### To do
Give back all the data exactly, line by line.

○ ○ ○ ○

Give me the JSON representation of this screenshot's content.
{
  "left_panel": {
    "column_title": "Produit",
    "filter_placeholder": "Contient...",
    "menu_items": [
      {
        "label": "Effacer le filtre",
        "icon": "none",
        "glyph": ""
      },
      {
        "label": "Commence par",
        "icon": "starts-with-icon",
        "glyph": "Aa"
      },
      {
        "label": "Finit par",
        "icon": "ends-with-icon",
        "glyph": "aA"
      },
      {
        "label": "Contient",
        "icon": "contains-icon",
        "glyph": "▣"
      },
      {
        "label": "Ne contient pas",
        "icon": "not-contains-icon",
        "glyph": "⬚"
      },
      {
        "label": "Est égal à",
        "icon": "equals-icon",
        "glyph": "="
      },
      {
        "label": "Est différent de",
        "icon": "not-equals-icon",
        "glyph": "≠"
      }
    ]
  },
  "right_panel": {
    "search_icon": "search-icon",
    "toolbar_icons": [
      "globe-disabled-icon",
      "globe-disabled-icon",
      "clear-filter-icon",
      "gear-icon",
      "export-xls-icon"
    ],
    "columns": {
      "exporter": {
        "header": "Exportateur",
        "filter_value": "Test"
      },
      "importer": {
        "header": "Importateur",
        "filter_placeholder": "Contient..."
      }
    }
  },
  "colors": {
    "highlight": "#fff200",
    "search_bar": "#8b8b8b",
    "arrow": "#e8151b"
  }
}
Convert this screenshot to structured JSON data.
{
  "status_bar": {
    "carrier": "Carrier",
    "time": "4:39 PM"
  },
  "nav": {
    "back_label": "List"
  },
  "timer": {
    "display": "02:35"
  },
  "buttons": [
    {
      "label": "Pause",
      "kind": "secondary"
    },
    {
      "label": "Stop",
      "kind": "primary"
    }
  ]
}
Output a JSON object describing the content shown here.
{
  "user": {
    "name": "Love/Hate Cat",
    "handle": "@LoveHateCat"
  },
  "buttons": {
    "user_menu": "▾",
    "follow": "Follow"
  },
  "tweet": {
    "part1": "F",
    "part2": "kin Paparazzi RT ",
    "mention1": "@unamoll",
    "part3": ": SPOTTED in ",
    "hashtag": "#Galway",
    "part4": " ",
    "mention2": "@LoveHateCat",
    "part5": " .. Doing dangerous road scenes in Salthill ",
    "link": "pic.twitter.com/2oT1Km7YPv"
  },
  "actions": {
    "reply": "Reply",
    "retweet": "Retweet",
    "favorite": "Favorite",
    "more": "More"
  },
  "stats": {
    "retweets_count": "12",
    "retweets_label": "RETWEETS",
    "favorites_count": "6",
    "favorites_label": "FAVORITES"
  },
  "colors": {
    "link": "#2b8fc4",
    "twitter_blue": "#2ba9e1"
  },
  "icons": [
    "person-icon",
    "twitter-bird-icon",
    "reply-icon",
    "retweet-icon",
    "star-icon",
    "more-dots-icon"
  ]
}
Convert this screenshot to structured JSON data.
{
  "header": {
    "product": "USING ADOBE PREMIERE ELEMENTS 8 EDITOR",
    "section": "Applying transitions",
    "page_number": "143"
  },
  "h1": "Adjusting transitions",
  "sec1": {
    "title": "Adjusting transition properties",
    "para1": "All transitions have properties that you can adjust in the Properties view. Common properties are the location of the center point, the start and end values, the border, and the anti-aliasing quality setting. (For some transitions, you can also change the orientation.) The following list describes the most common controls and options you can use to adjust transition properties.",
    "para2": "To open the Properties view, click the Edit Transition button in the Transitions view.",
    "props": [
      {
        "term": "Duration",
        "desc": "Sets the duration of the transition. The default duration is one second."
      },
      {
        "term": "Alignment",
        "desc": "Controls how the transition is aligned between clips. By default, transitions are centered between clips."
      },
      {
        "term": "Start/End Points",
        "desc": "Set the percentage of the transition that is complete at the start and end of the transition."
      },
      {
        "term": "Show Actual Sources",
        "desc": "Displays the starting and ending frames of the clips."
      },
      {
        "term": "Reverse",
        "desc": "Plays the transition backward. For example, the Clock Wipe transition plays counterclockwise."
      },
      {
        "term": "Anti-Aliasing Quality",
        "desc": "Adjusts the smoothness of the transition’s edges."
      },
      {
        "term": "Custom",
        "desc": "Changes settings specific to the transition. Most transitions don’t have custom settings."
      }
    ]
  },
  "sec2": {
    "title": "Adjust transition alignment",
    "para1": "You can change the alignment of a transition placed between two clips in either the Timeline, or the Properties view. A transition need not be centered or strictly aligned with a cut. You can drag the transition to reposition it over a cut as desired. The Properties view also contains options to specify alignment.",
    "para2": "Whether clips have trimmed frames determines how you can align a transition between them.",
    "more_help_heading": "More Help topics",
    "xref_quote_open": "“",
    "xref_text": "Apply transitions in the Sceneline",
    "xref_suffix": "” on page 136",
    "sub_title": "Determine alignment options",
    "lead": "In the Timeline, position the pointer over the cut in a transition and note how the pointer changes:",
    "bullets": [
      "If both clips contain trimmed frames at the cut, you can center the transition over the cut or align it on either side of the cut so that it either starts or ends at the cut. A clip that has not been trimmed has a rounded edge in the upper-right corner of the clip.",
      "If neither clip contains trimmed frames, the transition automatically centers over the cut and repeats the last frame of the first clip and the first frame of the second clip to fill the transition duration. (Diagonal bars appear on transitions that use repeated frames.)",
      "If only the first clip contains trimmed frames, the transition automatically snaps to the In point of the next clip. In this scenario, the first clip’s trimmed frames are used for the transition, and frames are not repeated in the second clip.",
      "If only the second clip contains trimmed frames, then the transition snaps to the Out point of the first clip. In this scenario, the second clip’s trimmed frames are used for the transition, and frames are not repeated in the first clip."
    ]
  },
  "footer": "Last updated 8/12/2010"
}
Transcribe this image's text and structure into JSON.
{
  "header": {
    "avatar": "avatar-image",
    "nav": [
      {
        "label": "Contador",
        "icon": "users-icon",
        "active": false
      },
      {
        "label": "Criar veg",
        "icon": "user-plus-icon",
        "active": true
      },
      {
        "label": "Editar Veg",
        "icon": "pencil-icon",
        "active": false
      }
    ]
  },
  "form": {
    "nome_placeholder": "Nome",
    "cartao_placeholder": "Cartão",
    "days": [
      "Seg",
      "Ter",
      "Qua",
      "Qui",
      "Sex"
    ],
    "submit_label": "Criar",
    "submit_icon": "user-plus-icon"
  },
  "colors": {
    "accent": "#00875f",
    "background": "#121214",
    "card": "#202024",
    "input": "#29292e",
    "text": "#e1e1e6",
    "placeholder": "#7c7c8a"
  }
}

○ ○ ○ ○

### Exercise answer
Give me the JSON representation of this screenshot's content.
{
  "left_panel": {
    "column_title": "Produit",
    "filter_placeholder": "Contient...",
    "menu_items": [
      {
        "label": "Effacer le filtre",
        "icon": "none",
        "glyph": ""
      },
      {
        "label": "Commence par",
        "icon": "starts-with-icon",
        "glyph": "Aa"
      },
      {
        "label": "Finit par",
        "icon": "ends-with-icon",
        "glyph": "aA"
      },
      {
        "label": "Contient",
        "icon": "contains-icon",
        "glyph": "▣"
      },
      {
        "label": "Ne contient pas",
        "icon": "not-contains-icon",
        "glyph": "⬚"
      },
      {
        "label": "Est égal à",
        "icon": "equals-icon",
        "glyph": "="
      },
      {
        "label": "Est différent de",
        "icon": "not-equals-icon",
        "glyph": "≠"
      }
    ]
  },
  "right_panel": {
    "search_icon": "search-icon",
    "toolbar_icons": [
      "globe-disabled-icon",
      "globe-disabled-icon",
      "clear-filter-icon",
      "gear-icon",
      "export-xls-icon"
    ],
    "columns": {
      "exporter": {
        "header": "Exportateur",
        "filter_value": "Test"
      },
      "importer": {
        "header": "Importateur",
        "filter_placeholder": "Contient..."
      }
    }
  },
  "colors": {
    "highlight": "#fff200",
    "search_bar": "#8b8b8b",
    "arrow": "#e8151b"
  }
}
Convert this screenshot to structured JSON data.
{
  "status_bar": {
    "carrier": "Carrier",
    "time": "4:39 PM"
  },
  "nav": {
    "back_label": "List"
  },
  "timer": {
    "display": "02:35"
  },
  "buttons": [
    {
      "label": "Pause",
      "kind": "secondary"
    },
    {
      "label": "Stop",
      "kind": "primary"
    }
  ]
}
Output a JSON object describing the content shown here.
{
  "user": {
    "name": "Love/Hate Cat",
    "handle": "@LoveHateCat"
  },
  "buttons": {
    "user_menu": "▾",
    "follow": "Follow"
  },
  "tweet": {
    "part1": "F",
    "part2": "kin Paparazzi RT ",
    "mention1": "@unamoll",
    "part3": ": SPOTTED in ",
    "hashtag": "#Galway",
    "part4": " ",
    "mention2": "@LoveHateCat",
    "part5": " .. Doing dangerous road scenes in Salthill ",
    "link": "pic.twitter.com/2oT1Km7YPv"
  },
  "actions": {
    "reply": "Reply",
    "retweet": "Retweet",
    "favorite": "Favorite",
    "more": "More"
  },
  "stats": {
    "retweets_count": "12",
    "retweets_label": "RETWEETS",
    "favorites_count": "6",
    "favorites_label": "FAVORITES"
  },
  "colors": {
    "link": "#2b8fc4",
    "twitter_blue": "#2ba9e1"
  },
  "icons": [
    "person-icon",
    "twitter-bird-icon",
    "reply-icon",
    "retweet-icon",
    "star-icon",
    "more-dots-icon"
  ]
}
Convert this screenshot to structured JSON data.
{
  "header": {
    "product": "USING ADOBE PREMIERE ELEMENTS 8 EDITOR",
    "section": "Applying transitions",
    "page_number": "143"
  },
  "h1": "Adjusting transitions",
  "sec1": {
    "title": "Adjusting transition properties",
    "para1": "All transitions have properties that you can adjust in the Properties view. Common properties are the location of the center point, the start and end values, the border, and the anti-aliasing quality setting. (For some transitions, you can also change the orientation.) The following list describes the most common controls and options you can use to adjust transition properties.",
    "para2": "To open the Properties view, click the Edit Transition button in the Transitions view.",
    "props": [
      {
        "term": "Duration",
        "desc": "Sets the duration of the transition. The default duration is one second."
      },
      {
        "term": "Alignment",
        "desc": "Controls how the transition is aligned between clips. By default, transitions are centered between clips."
      },
      {
        "term": "Start/End Points",
        "desc": "Set the percentage of the transition that is complete at the start and end of the transition."
      },
      {
        "term": "Show Actual Sources",
        "desc": "Displays the starting and ending frames of the clips."
      },
      {
        "term": "Reverse",
        "desc": "Plays the transition backward. For example, the Clock Wipe transition plays counterclockwise."
      },
      {
        "term": "Anti-Aliasing Quality",
        "desc": "Adjusts the smoothness of the transition’s edges."
      },
      {
        "term": "Custom",
        "desc": "Changes settings specific to the transition. Most transitions don’t have custom settings."
      }
    ]
  },
  "sec2": {
    "title": "Adjust transition alignment",
    "para1": "You can change the alignment of a transition placed between two clips in either the Timeline, or the Properties view. A transition need not be centered or strictly aligned with a cut. You can drag the transition to reposition it over a cut as desired. The Properties view also contains options to specify alignment.",
    "para2": "Whether clips have trimmed frames determines how you can align a transition between them.",
    "more_help_heading": "More Help topics",
    "xref_quote_open": "“",
    "xref_text": "Apply transitions in the Sceneline",
    "xref_suffix": "” on page 136",
    "sub_title": "Determine alignment options",
    "lead": "In the Timeline, position the pointer over the cut in a transition and note how the pointer changes:",
    "bullets": [
      "If both clips contain trimmed frames at the cut, you can center the transition over the cut or align it on either side of the cut so that it either starts or ends at the cut. A clip that has not been trimmed has a rounded edge in the upper-right corner of the clip.",
      "If neither clip contains trimmed frames, the transition automatically centers over the cut and repeats the last frame of the first clip and the first frame of the second clip to fill the transition duration. (Diagonal bars appear on transitions that use repeated frames.)",
      "If only the first clip contains trimmed frames, the transition automatically snaps to the In point of the next clip. In this scenario, the first clip’s trimmed frames are used for the transition, and frames are not repeated in the second clip.",
      "If only the second clip contains trimmed frames, then the transition snaps to the Out point of the first clip. In this scenario, the second clip’s trimmed frames are used for the transition, and frames are not repeated in the first clip."
    ]
  },
  "footer": "Last updated 8/12/2010"
}
Transcribe this image's text and structure into JSON.
{
  "header": {
    "avatar": "avatar-image",
    "nav": [
      {
        "label": "Contador",
        "icon": "users-icon",
        "active": false
      },
      {
        "label": "Criar veg",
        "icon": "user-plus-icon",
        "active": true
      },
      {
        "label": "Editar Veg",
        "icon": "pencil-icon",
        "active": false
      }
    ]
  },
  "form": {
    "nome_placeholder": "Nome",
    "cartao_placeholder": "Cartão",
    "days": [
      "Seg",
      "Ter",
      "Qua",
      "Qui",
      "Sex"
    ],
    "submit_label": "Criar",
    "submit_icon": "user-plus-icon"
  },
  "colors": {
    "accent": "#00875f",
    "background": "#121214",
    "card": "#202024",
    "input": "#29292e",
    "text": "#e1e1e6",
    "placeholder": "#7c7c8a"
  }
}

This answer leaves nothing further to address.